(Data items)
_____

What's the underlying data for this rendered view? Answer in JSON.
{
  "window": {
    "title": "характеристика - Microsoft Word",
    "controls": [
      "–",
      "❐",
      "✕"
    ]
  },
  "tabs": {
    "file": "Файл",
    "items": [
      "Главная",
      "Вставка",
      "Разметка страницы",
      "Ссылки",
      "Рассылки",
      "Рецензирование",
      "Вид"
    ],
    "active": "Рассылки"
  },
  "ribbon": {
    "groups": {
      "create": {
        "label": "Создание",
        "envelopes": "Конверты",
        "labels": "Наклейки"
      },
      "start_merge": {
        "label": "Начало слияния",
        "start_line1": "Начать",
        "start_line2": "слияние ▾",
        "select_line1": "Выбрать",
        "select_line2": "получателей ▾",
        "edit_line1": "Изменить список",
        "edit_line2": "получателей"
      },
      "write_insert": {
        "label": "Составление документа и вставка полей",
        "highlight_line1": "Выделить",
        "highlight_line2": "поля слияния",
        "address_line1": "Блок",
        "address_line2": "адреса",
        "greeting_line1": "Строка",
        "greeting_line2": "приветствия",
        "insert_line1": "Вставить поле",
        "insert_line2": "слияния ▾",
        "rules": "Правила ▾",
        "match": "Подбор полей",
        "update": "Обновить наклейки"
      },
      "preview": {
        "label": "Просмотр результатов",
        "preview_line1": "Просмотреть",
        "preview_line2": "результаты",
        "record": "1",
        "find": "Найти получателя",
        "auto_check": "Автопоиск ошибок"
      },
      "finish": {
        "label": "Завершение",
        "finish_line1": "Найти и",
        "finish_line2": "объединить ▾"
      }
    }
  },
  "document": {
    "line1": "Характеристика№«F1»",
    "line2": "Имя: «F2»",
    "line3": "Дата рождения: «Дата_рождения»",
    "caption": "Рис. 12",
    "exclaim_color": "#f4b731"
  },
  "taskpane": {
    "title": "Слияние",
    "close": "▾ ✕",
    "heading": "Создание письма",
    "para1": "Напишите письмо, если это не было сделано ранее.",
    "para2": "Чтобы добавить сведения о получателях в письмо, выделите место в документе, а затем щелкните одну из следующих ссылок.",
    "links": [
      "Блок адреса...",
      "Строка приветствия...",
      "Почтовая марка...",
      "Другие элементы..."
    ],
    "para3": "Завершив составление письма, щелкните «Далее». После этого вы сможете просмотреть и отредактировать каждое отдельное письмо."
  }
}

_____

Copy out the full material exactly as it appears.

## [Solution for this exercise]
What's the underlying data for this rendered view? Answer in JSON.
{
  "window": {
    "title": "характеристика - Microsoft Word",
    "controls": [
      "–",
      "❐",
      "✕"
    ]
  },
  "tabs": {
    "file": "Файл",
    "items": [
      "Главная",
      "Вставка",
      "Разметка страницы",
      "Ссылки",
      "Рассылки",
      "Рецензирование",
      "Вид"
    ],
    "active": "Рассылки"
  },
  "ribbon": {
    "groups": {
      "create": {
        "label": "Создание",
        "envelopes": "Конверты",
        "labels": "Наклейки"
      },
      "start_merge": {
        "label": "Начало слияния",
        "start_line1": "Начать",
        "start_line2": "слияние ▾",
        "select_line1": "Выбрать",
        "select_line2": "получателей ▾",
        "edit_line1": "Изменить список",
        "edit_line2": "получателей"
      },
      "write_insert": {
        "label": "Составление документа и вставка полей",
        "highlight_line1": "Выделить",
        "highlight_line2": "поля слияния",
        "address_line1": "Блок",
        "address_line2": "адреса",
        "greeting_line1": "Строка",
        "greeting_line2": "приветствия",
        "insert_line1": "Вставить поле",
        "insert_line2": "слияния ▾",
        "rules": "Правила ▾",
        "match": "Подбор полей",
        "update": "Обновить наклейки"
      },
      "preview": {
        "label": "Просмотр результатов",
        "preview_line1": "Просмотреть",
        "preview_line2": "результаты",
        "record": "1",
        "find": "Найти получателя",
        "auto_check": "Автопоиск ошибок"
      },
      "finish": {
        "label": "Завершение",
        "finish_line1": "Найти и",
        "finish_line2": "объединить ▾"
      }
    }
  },
  "document": {
    "line1": "Характеристика№«F1»",
    "line2": "Имя: «F2»",
    "line3": "Дата рождения: «Дата_рождения»",
    "caption": "Рис. 12",
    "exclaim_color": "#f4b731"
  },
  "taskpane": {
    "title": "Слияние",
    "close": "▾ ✕",
    "heading": "Создание письма",
    "para1": "Напишите письмо, если это не было сделано ранее.",
    "para2": "Чтобы добавить сведения о получателях в письмо, выделите место в документе, а затем щелкните одну из следующих ссылок.",
    "links": [
      "Блок адреса...",
      "Строка приветствия...",
      "Почтовая марка...",
      "Другие элементы..."
    ],
    "para3": "Завершив составление письма, щелкните «Далее». После этого вы сможете просмотреть и отредактировать каждое отдельное письмо."
  }
}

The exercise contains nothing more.